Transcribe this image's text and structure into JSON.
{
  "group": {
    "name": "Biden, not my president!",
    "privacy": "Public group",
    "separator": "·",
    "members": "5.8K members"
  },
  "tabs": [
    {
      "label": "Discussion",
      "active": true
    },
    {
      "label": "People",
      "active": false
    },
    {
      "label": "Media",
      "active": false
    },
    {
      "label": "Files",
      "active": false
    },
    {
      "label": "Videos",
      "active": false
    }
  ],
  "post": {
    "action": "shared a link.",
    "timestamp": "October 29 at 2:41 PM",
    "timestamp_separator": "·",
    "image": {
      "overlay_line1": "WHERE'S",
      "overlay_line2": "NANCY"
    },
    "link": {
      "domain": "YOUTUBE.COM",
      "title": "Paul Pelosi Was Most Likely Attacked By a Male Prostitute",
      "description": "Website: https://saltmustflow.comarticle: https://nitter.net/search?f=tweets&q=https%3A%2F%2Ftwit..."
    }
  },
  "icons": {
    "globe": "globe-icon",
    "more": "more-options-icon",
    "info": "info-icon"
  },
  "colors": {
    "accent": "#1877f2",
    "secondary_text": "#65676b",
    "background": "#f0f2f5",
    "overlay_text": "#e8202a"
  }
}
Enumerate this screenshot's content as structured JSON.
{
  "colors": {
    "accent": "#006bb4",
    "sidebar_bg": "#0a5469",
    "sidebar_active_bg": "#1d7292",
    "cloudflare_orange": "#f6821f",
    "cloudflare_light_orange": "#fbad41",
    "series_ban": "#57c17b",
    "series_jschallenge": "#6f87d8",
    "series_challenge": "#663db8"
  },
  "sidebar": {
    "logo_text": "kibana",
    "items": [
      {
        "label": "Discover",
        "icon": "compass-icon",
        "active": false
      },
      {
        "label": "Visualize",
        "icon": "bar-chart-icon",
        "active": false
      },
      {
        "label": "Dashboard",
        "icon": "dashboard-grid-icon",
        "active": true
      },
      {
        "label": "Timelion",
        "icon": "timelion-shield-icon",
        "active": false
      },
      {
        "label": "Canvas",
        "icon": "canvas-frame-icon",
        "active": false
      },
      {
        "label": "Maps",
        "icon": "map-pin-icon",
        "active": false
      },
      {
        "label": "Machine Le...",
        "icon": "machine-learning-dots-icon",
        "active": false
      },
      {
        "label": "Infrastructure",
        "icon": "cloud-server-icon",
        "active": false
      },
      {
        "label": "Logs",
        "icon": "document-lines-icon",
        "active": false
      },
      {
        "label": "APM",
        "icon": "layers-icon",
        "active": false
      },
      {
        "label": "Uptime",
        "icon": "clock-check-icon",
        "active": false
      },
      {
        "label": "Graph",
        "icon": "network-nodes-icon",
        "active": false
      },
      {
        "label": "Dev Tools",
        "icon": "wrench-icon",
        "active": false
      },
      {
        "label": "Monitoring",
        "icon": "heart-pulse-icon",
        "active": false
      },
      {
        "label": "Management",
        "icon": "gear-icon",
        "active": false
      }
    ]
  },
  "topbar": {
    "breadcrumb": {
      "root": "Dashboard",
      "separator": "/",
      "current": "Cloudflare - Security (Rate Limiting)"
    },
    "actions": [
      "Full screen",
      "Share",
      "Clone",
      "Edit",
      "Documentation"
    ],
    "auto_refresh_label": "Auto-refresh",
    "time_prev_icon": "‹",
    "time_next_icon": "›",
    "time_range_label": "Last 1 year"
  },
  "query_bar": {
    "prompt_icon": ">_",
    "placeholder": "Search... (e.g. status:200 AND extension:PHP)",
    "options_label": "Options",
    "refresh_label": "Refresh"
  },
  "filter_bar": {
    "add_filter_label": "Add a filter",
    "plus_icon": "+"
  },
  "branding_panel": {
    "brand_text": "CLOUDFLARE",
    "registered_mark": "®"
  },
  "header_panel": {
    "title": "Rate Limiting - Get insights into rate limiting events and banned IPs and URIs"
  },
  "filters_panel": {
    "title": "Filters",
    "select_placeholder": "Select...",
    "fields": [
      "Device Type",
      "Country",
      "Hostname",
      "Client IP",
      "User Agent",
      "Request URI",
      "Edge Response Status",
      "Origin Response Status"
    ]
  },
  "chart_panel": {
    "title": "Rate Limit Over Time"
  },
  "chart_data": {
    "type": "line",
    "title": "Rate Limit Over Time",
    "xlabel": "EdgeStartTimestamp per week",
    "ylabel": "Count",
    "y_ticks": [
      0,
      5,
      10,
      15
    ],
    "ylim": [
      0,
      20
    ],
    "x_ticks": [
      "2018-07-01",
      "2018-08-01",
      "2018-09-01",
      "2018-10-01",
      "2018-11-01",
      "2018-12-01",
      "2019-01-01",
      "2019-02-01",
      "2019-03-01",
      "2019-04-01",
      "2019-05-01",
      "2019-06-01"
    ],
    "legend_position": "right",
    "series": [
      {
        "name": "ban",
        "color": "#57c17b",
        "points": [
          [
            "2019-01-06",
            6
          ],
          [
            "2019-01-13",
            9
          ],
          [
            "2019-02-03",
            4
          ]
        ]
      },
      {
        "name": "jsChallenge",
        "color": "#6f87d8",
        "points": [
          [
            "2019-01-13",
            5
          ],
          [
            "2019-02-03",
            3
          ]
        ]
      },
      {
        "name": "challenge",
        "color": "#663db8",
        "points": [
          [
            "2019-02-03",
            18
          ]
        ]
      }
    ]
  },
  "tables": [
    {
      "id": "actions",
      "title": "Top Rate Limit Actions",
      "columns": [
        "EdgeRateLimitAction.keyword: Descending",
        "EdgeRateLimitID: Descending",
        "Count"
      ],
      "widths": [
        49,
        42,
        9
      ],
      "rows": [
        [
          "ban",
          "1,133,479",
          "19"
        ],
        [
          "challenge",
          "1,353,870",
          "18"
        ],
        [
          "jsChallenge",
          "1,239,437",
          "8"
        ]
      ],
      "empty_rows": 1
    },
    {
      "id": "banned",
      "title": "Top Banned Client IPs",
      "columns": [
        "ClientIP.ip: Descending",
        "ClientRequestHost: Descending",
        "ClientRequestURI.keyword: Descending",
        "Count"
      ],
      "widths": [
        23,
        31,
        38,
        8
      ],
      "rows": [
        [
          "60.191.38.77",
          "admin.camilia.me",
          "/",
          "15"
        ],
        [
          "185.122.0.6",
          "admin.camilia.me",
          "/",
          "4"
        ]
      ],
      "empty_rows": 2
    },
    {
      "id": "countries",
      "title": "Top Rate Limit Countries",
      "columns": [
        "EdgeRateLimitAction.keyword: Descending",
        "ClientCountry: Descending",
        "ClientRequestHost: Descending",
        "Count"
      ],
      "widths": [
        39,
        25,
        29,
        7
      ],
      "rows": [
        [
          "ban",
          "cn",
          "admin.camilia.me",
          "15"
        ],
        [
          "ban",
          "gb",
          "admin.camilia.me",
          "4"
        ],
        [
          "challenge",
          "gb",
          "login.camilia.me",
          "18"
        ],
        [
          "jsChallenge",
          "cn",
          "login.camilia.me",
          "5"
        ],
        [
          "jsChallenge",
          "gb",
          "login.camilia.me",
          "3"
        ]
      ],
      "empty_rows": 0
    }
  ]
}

######

> _What is expected_: Locate all lines holding the word "into", then copy them out.

> _Correct response_:
Transcribe this image's text and structure into JSON.
    "title": "Rate Limiting - Get insights into rate limiting events and banned IPs and URIs"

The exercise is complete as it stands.